Aim:
Transcribe the material below exactly as it appears.

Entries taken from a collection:
◇ ◇ ◇
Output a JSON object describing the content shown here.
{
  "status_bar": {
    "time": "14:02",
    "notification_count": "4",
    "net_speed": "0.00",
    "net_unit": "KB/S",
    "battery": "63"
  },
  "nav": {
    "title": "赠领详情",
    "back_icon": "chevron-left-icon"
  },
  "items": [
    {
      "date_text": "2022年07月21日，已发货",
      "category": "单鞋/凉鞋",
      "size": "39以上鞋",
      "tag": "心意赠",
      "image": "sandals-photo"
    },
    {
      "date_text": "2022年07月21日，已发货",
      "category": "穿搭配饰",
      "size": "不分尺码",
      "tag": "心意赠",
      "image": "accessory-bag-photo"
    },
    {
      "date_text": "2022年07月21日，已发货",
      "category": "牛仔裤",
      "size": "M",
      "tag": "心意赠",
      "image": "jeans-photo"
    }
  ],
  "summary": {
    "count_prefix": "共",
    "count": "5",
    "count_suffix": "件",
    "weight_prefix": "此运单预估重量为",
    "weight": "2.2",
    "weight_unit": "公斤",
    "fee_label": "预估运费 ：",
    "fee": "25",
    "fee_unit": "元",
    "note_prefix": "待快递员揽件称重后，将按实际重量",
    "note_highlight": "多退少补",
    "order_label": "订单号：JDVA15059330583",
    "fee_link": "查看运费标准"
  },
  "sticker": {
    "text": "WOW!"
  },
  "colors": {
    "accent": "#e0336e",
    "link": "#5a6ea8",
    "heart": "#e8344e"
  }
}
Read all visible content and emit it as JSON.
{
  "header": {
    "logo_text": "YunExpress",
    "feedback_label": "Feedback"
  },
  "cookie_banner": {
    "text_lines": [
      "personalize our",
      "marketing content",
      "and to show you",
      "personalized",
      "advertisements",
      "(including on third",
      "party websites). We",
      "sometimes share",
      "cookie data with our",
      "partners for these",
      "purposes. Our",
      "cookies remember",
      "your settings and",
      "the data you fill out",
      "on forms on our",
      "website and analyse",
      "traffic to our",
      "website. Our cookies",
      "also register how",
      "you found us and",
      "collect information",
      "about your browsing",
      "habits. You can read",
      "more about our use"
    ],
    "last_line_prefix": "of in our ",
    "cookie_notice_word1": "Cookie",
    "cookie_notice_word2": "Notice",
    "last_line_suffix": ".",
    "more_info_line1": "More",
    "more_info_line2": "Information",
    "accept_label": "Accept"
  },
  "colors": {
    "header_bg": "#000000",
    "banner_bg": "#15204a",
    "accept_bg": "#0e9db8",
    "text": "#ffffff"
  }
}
◇ ◇ ◇
Task solution:
Output a JSON object describing the content shown here.
{
  "status_bar": {
    "time": "14:02",
    "notification_count": "4",
    "net_speed": "0.00",
    "net_unit": "KB/S",
    "battery": "63"
  },
  "nav": {
    "title": "赠领详情",
    "back_icon": "chevron-left-icon"
  },
  "items": [
    {
      "date_text": "2022年07月21日，已发货",
      "category": "单鞋/凉鞋",
      "size": "39以上鞋",
      "tag": "心意赠",
      "image": "sandals-photo"
    },
    {
      "date_text": "2022年07月21日，已发货",
      "category": "穿搭配饰",
      "size": "不分尺码",
      "tag": "心意赠",
      "image": "accessory-bag-photo"
    },
    {
      "date_text": "2022年07月21日，已发货",
      "category": "牛仔裤",
      "size": "M",
      "tag": "心意赠",
      "image": "jeans-photo"
    }
  ],
  "summary": {
    "count_prefix": "共",
    "count": "5",
    "count_suffix": "件",
    "weight_prefix": "此运单预估重量为",
    "weight": "2.2",
    "weight_unit": "公斤",
    "fee_label": "预估运费 ：",
    "fee": "25",
    "fee_unit": "元",
    "note_prefix": "待快递员揽件称重后，将按实际重量",
    "note_highlight": "多退少补",
    "order_label": "订单号：JDVA15059330583",
    "fee_link": "查看运费标准"
  },
  "sticker": {
    "text": "WOW!"
  },
  "colors": {
    "accent": "#e0336e",
    "link": "#5a6ea8",
    "heart": "#e8344e"
  }
}
Read all visible content and emit it as JSON.
{
  "header": {
    "logo_text": "YunExpress",
    "feedback_label": "Feedback"
  },
  "cookie_banner": {
    "text_lines": [
      "personalize our",
      "marketing content",
      "and to show you",
      "personalized",
      "advertisements",
      "(including on third",
      "party websites). We",
      "sometimes share",
      "cookie data with our",
      "partners for these",
      "purposes. Our",
      "cookies remember",
      "your settings and",
      "the data you fill out",
      "on forms on our",
      "website and analyse",
      "traffic to our",
      "website. Our cookies",
      "also register how",
      "you found us and",
      "collect information",
      "about your browsing",
      "habits. You can read",
      "more about our use"
    ],
    "last_line_prefix": "of in our ",
    "cookie_notice_word1": "Cookie",
    "cookie_notice_word2": "Notice",
    "last_line_suffix": ".",
    "more_info_line1": "More",
    "more_info_line2": "Information",
    "accept_label": "Accept"
  },
  "colors": {
    "header_bg": "#000000",
    "banner_bg": "#15204a",
    "accept_bg": "#0e9db8",
    "text": "#ffffff"
  }
}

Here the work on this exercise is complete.